## Given information

----------

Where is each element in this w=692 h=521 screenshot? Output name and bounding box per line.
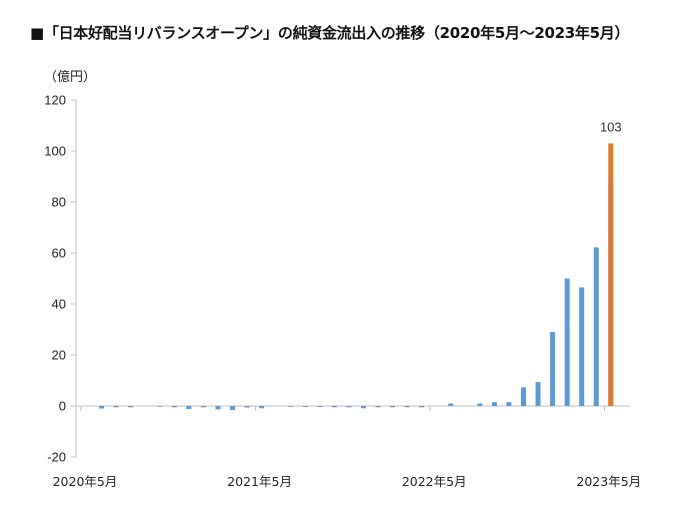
- bar: [259, 406, 265, 409]
- bar: [491, 402, 497, 406]
- bar: [579, 287, 585, 406]
- bar: [550, 332, 556, 406]
- y-tick-label: 120: [44, 93, 66, 108]
- bar: [390, 406, 396, 408]
- bar: [200, 406, 206, 408]
- bar: [186, 406, 192, 410]
- bar: [317, 406, 323, 408]
- bar: [215, 406, 221, 410]
- x-tick-label: 2020年5月: [53, 474, 118, 489]
- bar: [506, 402, 512, 406]
- x-tick-label: 2022年5月: [402, 474, 467, 489]
- chart-title: ■「日本好配当リバランスオープン」の純資金流出入の推移（2020年5月～2023…: [30, 24, 630, 42]
- bar: [171, 406, 177, 408]
- bar: [521, 387, 526, 406]
- bar: [230, 406, 235, 411]
- bar: [375, 406, 381, 408]
- y-tick-label: 40: [52, 297, 66, 312]
- y-tick-label: 60: [52, 246, 66, 261]
- bar: [346, 406, 352, 408]
- bar: [593, 247, 599, 406]
- bars: [99, 143, 614, 411]
- bar: [244, 406, 250, 408]
- y-axis-unit-label: （億円）: [44, 70, 97, 85]
- bar: [99, 406, 105, 409]
- data-label: 103: [600, 119, 622, 134]
- y-tick-label: 20: [52, 348, 66, 363]
- y-tick-label: 100: [44, 144, 66, 159]
- y-tick-label: -20: [47, 450, 66, 465]
- axis-labels: -20 0 20 40 60 80 100 120 103 2020年5月 2021年5月 2022年…: [44, 93, 641, 490]
- bar: [331, 406, 337, 408]
- bar: [157, 406, 163, 407]
- y-tick-label: 0: [59, 399, 66, 414]
- y-tick-label: 80: [52, 195, 66, 210]
- bar: [128, 406, 134, 408]
- bar: [564, 278, 570, 406]
- bar: [419, 406, 425, 408]
- bar: [404, 406, 410, 408]
- bar: [360, 406, 366, 409]
- bar: [288, 406, 294, 407]
- bar: [535, 382, 541, 406]
- bar-highlight: [608, 143, 614, 406]
- bar: [113, 406, 119, 408]
- bar: [477, 403, 483, 406]
- bar: [448, 403, 454, 406]
- x-tick-label: 2021年5月: [227, 474, 292, 489]
- x-tick-label: 2023年5月: [576, 474, 641, 489]
- bar: [302, 406, 308, 408]
- axes: [71, 99, 630, 458]
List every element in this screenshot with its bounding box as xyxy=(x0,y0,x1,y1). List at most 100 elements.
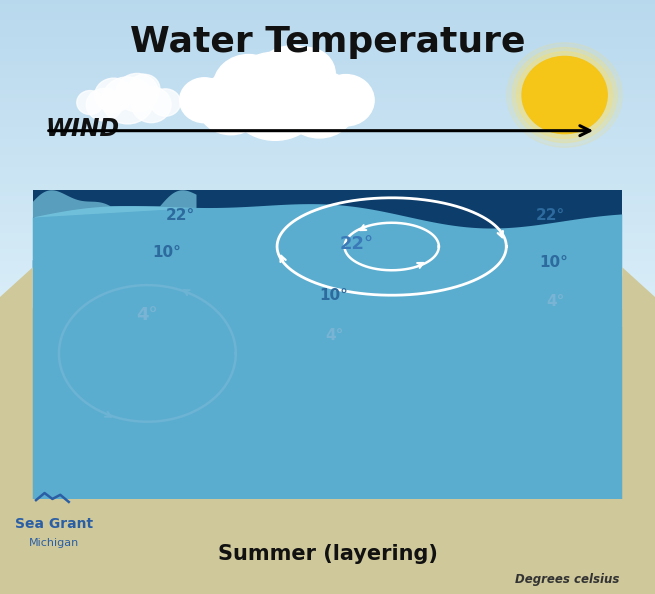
Text: Michigan: Michigan xyxy=(29,538,79,548)
Bar xyxy=(0,4,655,8)
Bar xyxy=(0,36,655,41)
Bar xyxy=(0,241,655,245)
Circle shape xyxy=(213,55,284,119)
Circle shape xyxy=(507,43,622,147)
Bar xyxy=(0,257,655,261)
Text: 22°: 22° xyxy=(536,207,565,223)
Bar xyxy=(0,0,655,4)
Bar xyxy=(0,65,655,69)
Bar xyxy=(0,175,655,179)
Polygon shape xyxy=(33,277,622,505)
Polygon shape xyxy=(33,242,622,505)
Circle shape xyxy=(102,77,154,124)
Circle shape xyxy=(517,52,612,138)
Text: Summer (layering): Summer (layering) xyxy=(217,544,438,564)
Bar xyxy=(0,232,655,237)
Bar xyxy=(0,52,655,57)
Bar xyxy=(0,245,655,249)
Bar xyxy=(0,77,655,81)
Bar xyxy=(0,16,655,20)
Text: 4°: 4° xyxy=(136,306,159,324)
Bar xyxy=(0,252,655,257)
Bar xyxy=(0,130,655,135)
Bar xyxy=(0,97,655,102)
Bar xyxy=(0,20,655,24)
Bar xyxy=(0,122,655,127)
Bar xyxy=(0,102,655,106)
Bar xyxy=(0,224,655,229)
Bar xyxy=(0,191,655,196)
Circle shape xyxy=(151,89,181,116)
Bar xyxy=(0,114,655,118)
Bar xyxy=(0,499,655,594)
Bar xyxy=(0,40,655,45)
Bar xyxy=(0,81,655,86)
Bar xyxy=(0,106,655,110)
Bar xyxy=(0,322,655,327)
Bar xyxy=(0,147,655,151)
Bar xyxy=(0,110,655,114)
Bar xyxy=(0,179,655,184)
Bar xyxy=(0,265,655,270)
Bar xyxy=(0,302,655,307)
Bar xyxy=(0,289,655,294)
Polygon shape xyxy=(0,267,33,594)
Circle shape xyxy=(86,89,122,121)
Text: 10°: 10° xyxy=(539,255,568,270)
Circle shape xyxy=(512,48,617,143)
Bar xyxy=(0,163,655,168)
Polygon shape xyxy=(33,204,622,505)
Bar xyxy=(0,195,655,200)
Bar xyxy=(0,298,655,302)
Bar xyxy=(0,171,655,176)
Bar xyxy=(0,281,655,286)
Polygon shape xyxy=(622,267,655,594)
Bar xyxy=(0,314,655,318)
Circle shape xyxy=(116,74,159,112)
Bar xyxy=(0,200,655,204)
Bar xyxy=(0,93,655,98)
Bar xyxy=(0,143,655,147)
Bar xyxy=(0,208,655,212)
Text: Water Temperature: Water Temperature xyxy=(130,24,525,59)
Bar xyxy=(0,183,655,188)
Bar xyxy=(0,24,655,29)
Bar xyxy=(0,248,655,253)
Bar xyxy=(0,310,655,314)
Text: 4°: 4° xyxy=(325,328,343,343)
Circle shape xyxy=(197,74,265,135)
Text: 10°: 10° xyxy=(153,245,181,260)
Circle shape xyxy=(77,90,103,115)
Circle shape xyxy=(95,78,132,112)
Bar xyxy=(0,85,655,90)
Bar xyxy=(0,126,655,131)
Bar xyxy=(0,293,655,298)
Polygon shape xyxy=(33,190,622,505)
Bar xyxy=(0,8,655,12)
Text: 22°: 22° xyxy=(166,207,195,223)
Text: Degrees celsius: Degrees celsius xyxy=(515,573,619,586)
Circle shape xyxy=(277,48,335,100)
Bar xyxy=(0,159,655,163)
Bar xyxy=(0,306,655,310)
Bar xyxy=(0,285,655,290)
Circle shape xyxy=(318,75,374,126)
Bar xyxy=(0,236,655,241)
Bar xyxy=(0,154,655,159)
Bar xyxy=(0,134,655,139)
Circle shape xyxy=(132,87,171,122)
Polygon shape xyxy=(33,190,196,217)
Bar xyxy=(0,216,655,220)
Bar xyxy=(0,277,655,282)
Bar xyxy=(0,73,655,78)
Bar xyxy=(0,138,655,143)
Bar xyxy=(0,118,655,122)
Bar xyxy=(0,318,655,323)
Bar xyxy=(0,187,655,192)
Circle shape xyxy=(128,74,160,103)
Text: 4°: 4° xyxy=(546,294,565,309)
Text: 22°: 22° xyxy=(340,235,374,252)
Circle shape xyxy=(227,52,324,140)
Bar xyxy=(0,204,655,208)
Bar xyxy=(0,220,655,225)
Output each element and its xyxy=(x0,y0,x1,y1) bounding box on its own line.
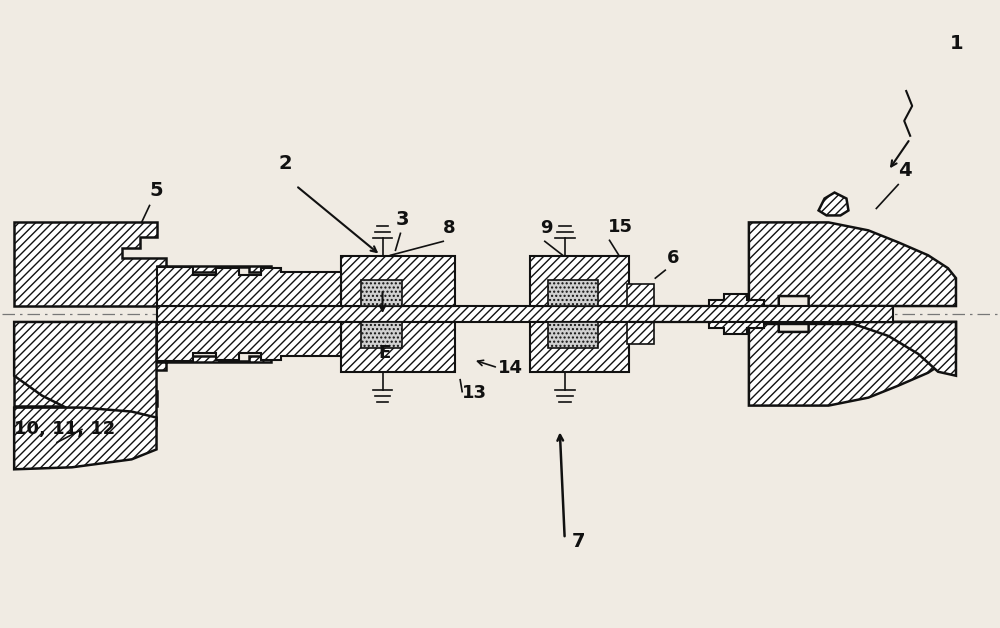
Polygon shape xyxy=(14,408,157,469)
Polygon shape xyxy=(157,267,341,306)
Text: E: E xyxy=(379,344,391,362)
Polygon shape xyxy=(627,284,654,306)
Text: 14: 14 xyxy=(498,359,523,377)
Polygon shape xyxy=(341,256,455,306)
Text: 2: 2 xyxy=(279,154,293,173)
Polygon shape xyxy=(14,222,271,306)
Polygon shape xyxy=(749,222,956,306)
Polygon shape xyxy=(14,322,157,426)
Text: 1: 1 xyxy=(950,34,964,53)
Polygon shape xyxy=(819,193,848,215)
Text: 9: 9 xyxy=(540,219,552,237)
Polygon shape xyxy=(629,322,764,334)
Text: 7: 7 xyxy=(572,532,585,551)
Polygon shape xyxy=(361,322,402,348)
Text: 4: 4 xyxy=(898,161,912,180)
Text: 8: 8 xyxy=(443,219,456,237)
Polygon shape xyxy=(14,322,271,406)
Polygon shape xyxy=(548,322,598,348)
Text: 5: 5 xyxy=(150,180,163,200)
Text: 3: 3 xyxy=(395,210,409,229)
Text: 6: 6 xyxy=(667,249,680,268)
Polygon shape xyxy=(530,322,629,372)
Polygon shape xyxy=(629,294,764,306)
Polygon shape xyxy=(361,280,402,306)
Text: 15: 15 xyxy=(608,219,633,236)
Polygon shape xyxy=(341,322,455,372)
Text: 13: 13 xyxy=(462,384,487,402)
Polygon shape xyxy=(157,322,341,361)
Text: 10, 11, 12: 10, 11, 12 xyxy=(14,421,115,438)
Polygon shape xyxy=(749,322,956,376)
Polygon shape xyxy=(749,322,956,406)
Polygon shape xyxy=(157,306,893,322)
Polygon shape xyxy=(530,256,629,306)
Polygon shape xyxy=(627,322,654,344)
Polygon shape xyxy=(548,280,598,306)
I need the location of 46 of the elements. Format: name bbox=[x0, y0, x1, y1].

----------

## What the exercise asks
Rewrite the data starting with the line containing "- bar: [259, 406, 265, 409]" and going on through the line containing "- axes: [71, 99, 630, 458]", replacing "y-tick-label" with "y-axis-tick-label" and leaving everything else unchanged.

## Right answer
- bar: [259, 406, 265, 409]
- bar: [491, 402, 497, 406]
- bar: [579, 287, 585, 406]
- bar: [550, 332, 556, 406]
- y-axis-tick-label: 120: [44, 93, 66, 108]
- bar: [390, 406, 396, 408]
- bar: [200, 406, 206, 408]
- bar: [186, 406, 192, 410]
- bar: [317, 406, 323, 408]
- bar: [215, 406, 221, 410]
- x-tick-label: 2020年5月: [53, 474, 118, 489]
- bar: [506, 402, 512, 406]
- x-tick-label: 2022年5月: [402, 474, 467, 489]
- chart-title: ■「日本好配当リバランスオープン」の純資金流出入の推移（2020年5月～2023…: [30, 24, 630, 42]
- bar: [171, 406, 177, 408]
- bar: [521, 387, 526, 406]
- bar: [230, 406, 235, 411]
- bar: [375, 406, 381, 408]
- y-axis-tick-label: 40: [52, 297, 66, 312]
- y-axis-tick-label: 60: [52, 246, 66, 261]
- bar: [346, 406, 352, 408]
- bar: [593, 247, 599, 406]
- bars: [99, 143, 614, 411]
- bar: [244, 406, 250, 408]
- y-axis-unit-label: （億円）: [44, 70, 97, 85]
- bar: [99, 406, 105, 409]
- data-label: 103: [600, 119, 622, 134]
- y-axis-tick-label: 20: [52, 348, 66, 363]
- y-axis-tick-label: 100: [44, 144, 66, 159]
- y-axis-tick-label: -20: [47, 450, 66, 465]
- axis-labels: -20 0 20 40 60 80 100 120 103 2020年5月 2021年5月 2022年…: [44, 93, 641, 490]
- bar: [331, 406, 337, 408]
- bar: [157, 406, 163, 407]
- y-axis-tick-label: 0: [59, 399, 66, 414]
- y-axis-tick-label: 80: [52, 195, 66, 210]
- bar: [128, 406, 134, 408]
- bar: [564, 278, 570, 406]
- bar: [419, 406, 425, 408]
- bar: [404, 406, 410, 408]
- bar: [360, 406, 366, 409]
- bar: [288, 406, 294, 407]
- bar: [535, 382, 541, 406]
- bar-highlight: [608, 143, 614, 406]
- bar: [113, 406, 119, 408]
- bar: [477, 403, 483, 406]
- bar: [448, 403, 454, 406]
- x-tick-label: 2021年5月: [227, 474, 292, 489]
- x-tick-label: 2023年5月: [576, 474, 641, 489]
- bar: [302, 406, 308, 408]
- axes: [71, 99, 630, 458]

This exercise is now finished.